───── Data to process

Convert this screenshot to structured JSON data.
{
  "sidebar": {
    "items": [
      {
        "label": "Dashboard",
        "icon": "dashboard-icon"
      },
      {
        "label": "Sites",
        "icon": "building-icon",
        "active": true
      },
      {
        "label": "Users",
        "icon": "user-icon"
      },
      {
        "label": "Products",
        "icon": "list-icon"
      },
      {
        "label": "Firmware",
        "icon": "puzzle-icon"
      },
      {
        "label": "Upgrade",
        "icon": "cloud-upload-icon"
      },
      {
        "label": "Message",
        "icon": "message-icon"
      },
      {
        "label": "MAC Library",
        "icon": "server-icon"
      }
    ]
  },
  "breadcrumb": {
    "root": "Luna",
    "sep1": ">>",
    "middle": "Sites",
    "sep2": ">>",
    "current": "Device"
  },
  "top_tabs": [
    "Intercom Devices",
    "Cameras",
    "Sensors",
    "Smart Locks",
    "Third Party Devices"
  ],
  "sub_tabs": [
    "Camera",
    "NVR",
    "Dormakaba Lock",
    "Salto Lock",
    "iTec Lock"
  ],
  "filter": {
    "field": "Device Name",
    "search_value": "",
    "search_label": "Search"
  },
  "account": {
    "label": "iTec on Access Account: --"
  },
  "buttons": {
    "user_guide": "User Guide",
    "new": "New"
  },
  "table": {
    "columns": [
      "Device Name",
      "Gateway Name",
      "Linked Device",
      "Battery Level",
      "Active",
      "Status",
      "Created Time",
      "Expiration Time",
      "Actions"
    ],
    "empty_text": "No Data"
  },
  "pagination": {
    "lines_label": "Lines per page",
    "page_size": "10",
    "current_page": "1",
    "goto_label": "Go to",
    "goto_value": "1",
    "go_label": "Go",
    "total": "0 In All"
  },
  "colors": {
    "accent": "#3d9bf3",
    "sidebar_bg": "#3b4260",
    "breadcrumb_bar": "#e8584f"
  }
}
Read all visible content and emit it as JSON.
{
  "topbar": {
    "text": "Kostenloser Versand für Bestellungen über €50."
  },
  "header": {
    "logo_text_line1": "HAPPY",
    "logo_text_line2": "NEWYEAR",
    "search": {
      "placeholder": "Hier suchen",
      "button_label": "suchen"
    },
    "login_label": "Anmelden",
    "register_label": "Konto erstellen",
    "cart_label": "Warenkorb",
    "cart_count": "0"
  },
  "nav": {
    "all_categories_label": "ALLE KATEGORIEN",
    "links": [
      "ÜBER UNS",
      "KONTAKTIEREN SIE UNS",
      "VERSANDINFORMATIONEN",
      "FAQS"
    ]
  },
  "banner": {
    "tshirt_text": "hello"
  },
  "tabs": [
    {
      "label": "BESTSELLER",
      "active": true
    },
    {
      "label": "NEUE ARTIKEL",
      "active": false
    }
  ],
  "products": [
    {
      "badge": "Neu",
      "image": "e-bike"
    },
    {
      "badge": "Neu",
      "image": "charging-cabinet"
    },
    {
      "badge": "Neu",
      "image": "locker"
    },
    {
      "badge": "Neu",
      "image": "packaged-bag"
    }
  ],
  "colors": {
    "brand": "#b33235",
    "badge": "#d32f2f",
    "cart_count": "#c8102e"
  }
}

──────────

● Written request
Output the records exactly, including every line.

● Expected answer
Convert this screenshot to structured JSON data.
{
  "sidebar": {
    "items": [
      {
        "label": "Dashboard",
        "icon": "dashboard-icon"
      },
      {
        "label": "Sites",
        "icon": "building-icon",
        "active": true
      },
      {
        "label": "Users",
        "icon": "user-icon"
      },
      {
        "label": "Products",
        "icon": "list-icon"
      },
      {
        "label": "Firmware",
        "icon": "puzzle-icon"
      },
      {
        "label": "Upgrade",
        "icon": "cloud-upload-icon"
      },
      {
        "label": "Message",
        "icon": "message-icon"
      },
      {
        "label": "MAC Library",
        "icon": "server-icon"
      }
    ]
  },
  "breadcrumb": {
    "root": "Luna",
    "sep1": ">>",
    "middle": "Sites",
    "sep2": ">>",
    "current": "Device"
  },
  "top_tabs": [
    "Intercom Devices",
    "Cameras",
    "Sensors",
    "Smart Locks",
    "Third Party Devices"
  ],
  "sub_tabs": [
    "Camera",
    "NVR",
    "Dormakaba Lock",
    "Salto Lock",
    "iTec Lock"
  ],
  "filter": {
    "field": "Device Name",
    "search_value": "",
    "search_label": "Search"
  },
  "account": {
    "label": "iTec on Access Account: --"
  },
  "buttons": {
    "user_guide": "User Guide",
    "new": "New"
  },
  "table": {
    "columns": [
      "Device Name",
      "Gateway Name",
      "Linked Device",
      "Battery Level",
      "Active",
      "Status",
      "Created Time",
      "Expiration Time",
      "Actions"
    ],
    "empty_text": "No Data"
  },
  "pagination": {
    "lines_label": "Lines per page",
    "page_size": "10",
    "current_page": "1",
    "goto_label": "Go to",
    "goto_value": "1",
    "go_label": "Go",
    "total": "0 In All"
  },
  "colors": {
    "accent": "#3d9bf3",
    "sidebar_bg": "#3b4260",
    "breadcrumb_bar": "#e8584f"
  }
}
Read all visible content and emit it as JSON.
{
  "topbar": {
    "text": "Kostenloser Versand für Bestellungen über €50."
  },
  "header": {
    "logo_text_line1": "HAPPY",
    "logo_text_line2": "NEWYEAR",
    "search": {
      "placeholder": "Hier suchen",
      "button_label": "suchen"
    },
    "login_label": "Anmelden",
    "register_label": "Konto erstellen",
    "cart_label": "Warenkorb",
    "cart_count": "0"
  },
  "nav": {
    "all_categories_label": "ALLE KATEGORIEN",
    "links": [
      "ÜBER UNS",
      "KONTAKTIEREN SIE UNS",
      "VERSANDINFORMATIONEN",
      "FAQS"
    ]
  },
  "banner": {
    "tshirt_text": "hello"
  },
  "tabs": [
    {
      "label": "BESTSELLER",
      "active": true
    },
    {
      "label": "NEUE ARTIKEL",
      "active": false
    }
  ],
  "products": [
    {
      "badge": "Neu",
      "image": "e-bike"
    },
    {
      "badge": "Neu",
      "image": "charging-cabinet"
    },
    {
      "badge": "Neu",
      "image": "locker"
    },
    {
      "badge": "Neu",
      "image": "packaged-bag"
    }
  ],
  "colors": {
    "brand": "#b33235",
    "badge": "#d32f2f",
    "cart_count": "#c8102e"
  }
}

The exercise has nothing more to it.